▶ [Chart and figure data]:
========
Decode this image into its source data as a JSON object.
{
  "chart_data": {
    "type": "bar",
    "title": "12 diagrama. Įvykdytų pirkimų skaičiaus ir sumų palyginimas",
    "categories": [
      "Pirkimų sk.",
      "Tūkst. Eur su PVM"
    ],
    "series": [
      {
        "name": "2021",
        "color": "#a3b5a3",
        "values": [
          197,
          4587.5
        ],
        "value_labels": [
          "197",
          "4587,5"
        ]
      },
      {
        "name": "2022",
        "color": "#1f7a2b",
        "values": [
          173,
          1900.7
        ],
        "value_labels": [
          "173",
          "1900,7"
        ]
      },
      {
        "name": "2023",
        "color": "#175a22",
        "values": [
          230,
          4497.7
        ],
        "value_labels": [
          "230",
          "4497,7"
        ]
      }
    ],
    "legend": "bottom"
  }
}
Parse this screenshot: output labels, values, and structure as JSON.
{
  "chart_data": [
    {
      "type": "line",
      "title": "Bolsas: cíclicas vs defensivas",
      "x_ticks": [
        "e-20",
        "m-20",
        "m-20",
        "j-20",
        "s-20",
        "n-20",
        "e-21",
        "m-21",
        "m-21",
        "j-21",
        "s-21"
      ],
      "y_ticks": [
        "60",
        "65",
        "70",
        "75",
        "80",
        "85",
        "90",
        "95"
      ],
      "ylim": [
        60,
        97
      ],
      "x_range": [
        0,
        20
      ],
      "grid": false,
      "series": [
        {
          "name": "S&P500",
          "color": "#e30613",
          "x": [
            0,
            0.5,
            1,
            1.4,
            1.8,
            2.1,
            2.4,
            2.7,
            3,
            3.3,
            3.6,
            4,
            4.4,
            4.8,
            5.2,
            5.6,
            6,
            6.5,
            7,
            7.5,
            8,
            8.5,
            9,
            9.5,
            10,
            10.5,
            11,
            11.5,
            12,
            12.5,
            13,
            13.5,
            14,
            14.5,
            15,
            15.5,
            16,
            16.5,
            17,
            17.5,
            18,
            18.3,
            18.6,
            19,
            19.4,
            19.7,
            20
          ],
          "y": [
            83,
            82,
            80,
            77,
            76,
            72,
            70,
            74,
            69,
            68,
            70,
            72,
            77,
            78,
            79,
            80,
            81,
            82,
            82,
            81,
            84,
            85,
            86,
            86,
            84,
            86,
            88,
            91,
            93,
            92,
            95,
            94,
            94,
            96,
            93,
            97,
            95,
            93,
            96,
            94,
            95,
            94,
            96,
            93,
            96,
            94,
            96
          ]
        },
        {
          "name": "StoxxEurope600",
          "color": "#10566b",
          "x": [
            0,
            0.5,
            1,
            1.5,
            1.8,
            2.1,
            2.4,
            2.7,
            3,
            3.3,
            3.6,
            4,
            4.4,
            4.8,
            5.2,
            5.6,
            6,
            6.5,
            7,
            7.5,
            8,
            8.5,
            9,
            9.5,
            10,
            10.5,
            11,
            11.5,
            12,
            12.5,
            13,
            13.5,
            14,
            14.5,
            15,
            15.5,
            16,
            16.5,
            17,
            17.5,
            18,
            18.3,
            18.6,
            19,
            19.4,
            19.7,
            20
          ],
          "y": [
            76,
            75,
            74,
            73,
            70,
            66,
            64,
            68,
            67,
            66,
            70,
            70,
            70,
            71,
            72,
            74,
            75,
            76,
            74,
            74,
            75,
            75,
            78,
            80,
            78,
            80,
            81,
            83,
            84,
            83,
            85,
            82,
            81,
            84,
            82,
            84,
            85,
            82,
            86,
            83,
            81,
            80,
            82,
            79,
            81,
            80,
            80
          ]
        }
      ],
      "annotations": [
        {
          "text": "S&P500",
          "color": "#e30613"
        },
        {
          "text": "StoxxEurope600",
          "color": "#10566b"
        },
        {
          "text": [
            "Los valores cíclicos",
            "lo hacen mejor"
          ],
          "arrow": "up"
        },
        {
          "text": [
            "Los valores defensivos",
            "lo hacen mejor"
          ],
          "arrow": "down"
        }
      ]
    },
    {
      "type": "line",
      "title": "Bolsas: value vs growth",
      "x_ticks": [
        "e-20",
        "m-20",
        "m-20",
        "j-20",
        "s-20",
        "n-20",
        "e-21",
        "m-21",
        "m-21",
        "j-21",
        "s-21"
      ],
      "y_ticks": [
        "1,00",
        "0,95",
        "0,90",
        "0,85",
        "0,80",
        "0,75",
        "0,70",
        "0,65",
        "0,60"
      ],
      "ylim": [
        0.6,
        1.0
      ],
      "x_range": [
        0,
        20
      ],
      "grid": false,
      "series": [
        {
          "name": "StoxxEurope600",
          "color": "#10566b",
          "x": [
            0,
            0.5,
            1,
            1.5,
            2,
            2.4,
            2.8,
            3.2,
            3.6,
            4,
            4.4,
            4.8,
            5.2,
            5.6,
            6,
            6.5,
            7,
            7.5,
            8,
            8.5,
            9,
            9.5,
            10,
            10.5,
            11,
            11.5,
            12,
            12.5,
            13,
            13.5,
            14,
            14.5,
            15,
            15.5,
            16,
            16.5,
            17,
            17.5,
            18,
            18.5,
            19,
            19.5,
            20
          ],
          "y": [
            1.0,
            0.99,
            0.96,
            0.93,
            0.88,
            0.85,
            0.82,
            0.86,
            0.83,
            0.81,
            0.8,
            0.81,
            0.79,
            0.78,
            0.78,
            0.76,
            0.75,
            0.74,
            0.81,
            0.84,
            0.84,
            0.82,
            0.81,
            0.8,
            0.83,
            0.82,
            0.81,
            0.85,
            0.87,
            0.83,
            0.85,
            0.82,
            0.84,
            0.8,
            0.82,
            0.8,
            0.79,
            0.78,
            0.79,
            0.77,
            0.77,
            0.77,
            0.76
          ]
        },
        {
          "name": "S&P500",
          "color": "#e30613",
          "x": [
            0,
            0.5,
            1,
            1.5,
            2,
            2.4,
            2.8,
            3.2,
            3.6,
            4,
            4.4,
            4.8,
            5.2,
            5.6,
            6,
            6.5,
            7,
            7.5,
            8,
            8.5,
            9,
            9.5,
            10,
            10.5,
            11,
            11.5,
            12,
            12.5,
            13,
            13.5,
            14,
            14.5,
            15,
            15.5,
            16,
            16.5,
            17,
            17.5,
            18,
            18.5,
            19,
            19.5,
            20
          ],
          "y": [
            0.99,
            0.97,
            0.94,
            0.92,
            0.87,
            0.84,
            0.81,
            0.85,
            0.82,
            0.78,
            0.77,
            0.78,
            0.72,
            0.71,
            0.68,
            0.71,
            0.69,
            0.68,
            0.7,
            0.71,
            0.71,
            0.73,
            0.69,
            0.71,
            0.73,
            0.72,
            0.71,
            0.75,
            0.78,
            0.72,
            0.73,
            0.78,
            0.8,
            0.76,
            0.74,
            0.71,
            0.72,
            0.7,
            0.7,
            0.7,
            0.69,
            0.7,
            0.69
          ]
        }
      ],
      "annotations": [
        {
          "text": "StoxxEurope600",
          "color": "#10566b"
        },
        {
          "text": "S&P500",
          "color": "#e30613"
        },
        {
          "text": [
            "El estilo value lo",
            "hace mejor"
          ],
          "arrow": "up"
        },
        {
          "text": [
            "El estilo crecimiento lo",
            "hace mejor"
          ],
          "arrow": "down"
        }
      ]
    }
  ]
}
========
▶ [Problem requirements]:
Copy all lines from the material that include "this".

▶ [Full response]:
Decode this image into its source data as a JSON object.
Parse this screenshot: output labels, values, and structure as JSON.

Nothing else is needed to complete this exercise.